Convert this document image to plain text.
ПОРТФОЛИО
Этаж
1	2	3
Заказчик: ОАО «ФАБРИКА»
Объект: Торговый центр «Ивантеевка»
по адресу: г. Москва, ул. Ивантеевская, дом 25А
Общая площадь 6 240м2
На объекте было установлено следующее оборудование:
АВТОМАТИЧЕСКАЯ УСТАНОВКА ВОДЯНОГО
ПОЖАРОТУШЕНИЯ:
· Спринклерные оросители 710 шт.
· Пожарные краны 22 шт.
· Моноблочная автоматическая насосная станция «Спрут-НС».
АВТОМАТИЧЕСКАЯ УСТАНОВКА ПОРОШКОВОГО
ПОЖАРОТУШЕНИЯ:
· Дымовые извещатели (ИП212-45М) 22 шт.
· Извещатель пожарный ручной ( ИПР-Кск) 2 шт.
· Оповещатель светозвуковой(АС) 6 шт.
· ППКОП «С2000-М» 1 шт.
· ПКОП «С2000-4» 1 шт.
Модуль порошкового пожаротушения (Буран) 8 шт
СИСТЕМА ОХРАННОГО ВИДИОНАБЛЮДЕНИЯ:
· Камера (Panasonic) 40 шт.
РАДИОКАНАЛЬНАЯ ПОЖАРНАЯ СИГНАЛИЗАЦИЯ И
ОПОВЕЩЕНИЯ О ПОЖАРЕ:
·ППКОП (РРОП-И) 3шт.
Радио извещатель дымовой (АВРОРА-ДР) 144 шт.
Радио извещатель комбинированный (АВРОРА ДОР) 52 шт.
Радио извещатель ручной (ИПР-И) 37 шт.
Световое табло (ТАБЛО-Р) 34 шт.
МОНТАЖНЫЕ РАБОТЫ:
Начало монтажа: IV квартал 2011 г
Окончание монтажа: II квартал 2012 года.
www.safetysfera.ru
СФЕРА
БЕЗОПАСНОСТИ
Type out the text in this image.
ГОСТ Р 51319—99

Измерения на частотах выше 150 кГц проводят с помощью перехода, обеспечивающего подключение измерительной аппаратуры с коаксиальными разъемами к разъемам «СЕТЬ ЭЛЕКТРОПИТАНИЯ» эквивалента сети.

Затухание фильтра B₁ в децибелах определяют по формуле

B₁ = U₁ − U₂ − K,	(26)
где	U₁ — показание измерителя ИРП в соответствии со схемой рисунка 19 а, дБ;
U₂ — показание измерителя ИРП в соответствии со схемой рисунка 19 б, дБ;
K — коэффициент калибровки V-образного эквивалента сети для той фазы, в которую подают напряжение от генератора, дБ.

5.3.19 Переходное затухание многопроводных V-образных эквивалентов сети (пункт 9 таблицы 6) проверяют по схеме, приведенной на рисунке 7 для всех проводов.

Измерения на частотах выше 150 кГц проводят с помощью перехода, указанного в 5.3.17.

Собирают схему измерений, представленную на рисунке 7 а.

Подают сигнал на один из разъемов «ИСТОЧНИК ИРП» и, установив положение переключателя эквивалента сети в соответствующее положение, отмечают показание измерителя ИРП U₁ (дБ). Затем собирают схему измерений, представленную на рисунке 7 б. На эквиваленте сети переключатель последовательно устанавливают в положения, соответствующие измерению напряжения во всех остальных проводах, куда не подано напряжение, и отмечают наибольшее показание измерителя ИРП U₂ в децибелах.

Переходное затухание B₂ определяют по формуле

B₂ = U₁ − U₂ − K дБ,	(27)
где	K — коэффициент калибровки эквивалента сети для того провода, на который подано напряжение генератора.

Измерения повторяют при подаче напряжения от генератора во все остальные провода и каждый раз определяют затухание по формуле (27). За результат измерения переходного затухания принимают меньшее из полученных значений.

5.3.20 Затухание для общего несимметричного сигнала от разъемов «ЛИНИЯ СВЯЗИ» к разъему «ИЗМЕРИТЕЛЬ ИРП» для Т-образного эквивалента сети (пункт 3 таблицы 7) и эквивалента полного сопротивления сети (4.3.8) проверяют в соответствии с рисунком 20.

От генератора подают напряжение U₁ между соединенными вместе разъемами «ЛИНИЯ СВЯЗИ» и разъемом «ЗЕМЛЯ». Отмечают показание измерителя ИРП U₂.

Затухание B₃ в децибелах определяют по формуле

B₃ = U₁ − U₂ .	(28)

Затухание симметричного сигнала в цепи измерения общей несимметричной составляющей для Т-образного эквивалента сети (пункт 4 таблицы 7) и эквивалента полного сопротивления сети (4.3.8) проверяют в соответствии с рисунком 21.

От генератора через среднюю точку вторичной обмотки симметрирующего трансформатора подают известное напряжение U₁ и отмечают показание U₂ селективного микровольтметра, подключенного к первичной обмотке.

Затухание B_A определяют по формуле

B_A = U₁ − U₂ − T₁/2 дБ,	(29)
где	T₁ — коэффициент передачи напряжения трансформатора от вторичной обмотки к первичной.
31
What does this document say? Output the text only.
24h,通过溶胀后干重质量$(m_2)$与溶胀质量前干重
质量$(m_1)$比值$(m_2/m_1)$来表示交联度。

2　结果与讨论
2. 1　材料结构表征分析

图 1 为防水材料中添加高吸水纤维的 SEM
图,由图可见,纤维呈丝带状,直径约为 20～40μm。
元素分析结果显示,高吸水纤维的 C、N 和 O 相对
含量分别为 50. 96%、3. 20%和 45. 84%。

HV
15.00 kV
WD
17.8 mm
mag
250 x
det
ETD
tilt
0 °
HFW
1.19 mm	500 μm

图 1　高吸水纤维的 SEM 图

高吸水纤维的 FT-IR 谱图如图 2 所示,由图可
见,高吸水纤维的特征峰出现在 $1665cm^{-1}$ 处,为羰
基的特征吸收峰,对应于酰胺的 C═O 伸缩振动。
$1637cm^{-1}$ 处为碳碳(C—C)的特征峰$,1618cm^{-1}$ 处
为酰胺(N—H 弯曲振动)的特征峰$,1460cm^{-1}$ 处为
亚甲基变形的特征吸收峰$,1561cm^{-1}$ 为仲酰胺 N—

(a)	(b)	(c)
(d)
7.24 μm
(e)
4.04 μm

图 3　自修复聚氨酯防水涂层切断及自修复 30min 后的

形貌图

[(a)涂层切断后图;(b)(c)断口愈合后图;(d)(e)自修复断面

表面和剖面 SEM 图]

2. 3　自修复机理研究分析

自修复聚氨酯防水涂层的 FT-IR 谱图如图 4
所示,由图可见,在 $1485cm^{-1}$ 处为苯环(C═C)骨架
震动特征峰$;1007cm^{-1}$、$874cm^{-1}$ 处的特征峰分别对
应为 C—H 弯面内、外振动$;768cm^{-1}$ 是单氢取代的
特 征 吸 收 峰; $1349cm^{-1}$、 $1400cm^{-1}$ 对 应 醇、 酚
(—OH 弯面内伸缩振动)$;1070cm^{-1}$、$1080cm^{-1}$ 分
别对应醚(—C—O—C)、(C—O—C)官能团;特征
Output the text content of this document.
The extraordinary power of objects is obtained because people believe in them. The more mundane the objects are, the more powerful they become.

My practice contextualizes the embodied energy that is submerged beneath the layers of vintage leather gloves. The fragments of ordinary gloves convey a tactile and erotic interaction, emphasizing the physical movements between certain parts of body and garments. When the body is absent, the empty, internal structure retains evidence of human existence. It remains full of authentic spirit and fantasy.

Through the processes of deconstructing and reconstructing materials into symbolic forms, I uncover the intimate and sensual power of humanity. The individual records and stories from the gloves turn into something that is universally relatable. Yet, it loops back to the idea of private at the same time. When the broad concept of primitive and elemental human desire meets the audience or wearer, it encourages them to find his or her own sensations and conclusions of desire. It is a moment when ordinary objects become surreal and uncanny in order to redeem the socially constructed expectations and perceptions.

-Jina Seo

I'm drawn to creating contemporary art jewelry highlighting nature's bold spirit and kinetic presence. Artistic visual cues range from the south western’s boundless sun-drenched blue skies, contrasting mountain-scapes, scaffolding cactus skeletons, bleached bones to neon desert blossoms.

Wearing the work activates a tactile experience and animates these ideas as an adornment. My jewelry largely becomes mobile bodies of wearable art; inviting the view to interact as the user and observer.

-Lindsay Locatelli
▬▬▬
Show every line in the entries where the string "помощью" occurs.

ANSWER —
Измерения на частотах выше 150 кГц проводят с помощью перехода, обеспечивающего подключение измерительной аппаратуры с коаксиальными разъемами к разъемам «СЕТЬ ЭЛЕКТРОПИТАНИЯ» эквивалента сети.
Измерения на частотах выше 150 кГц проводят с помощью перехода, указанного в 5.3.17.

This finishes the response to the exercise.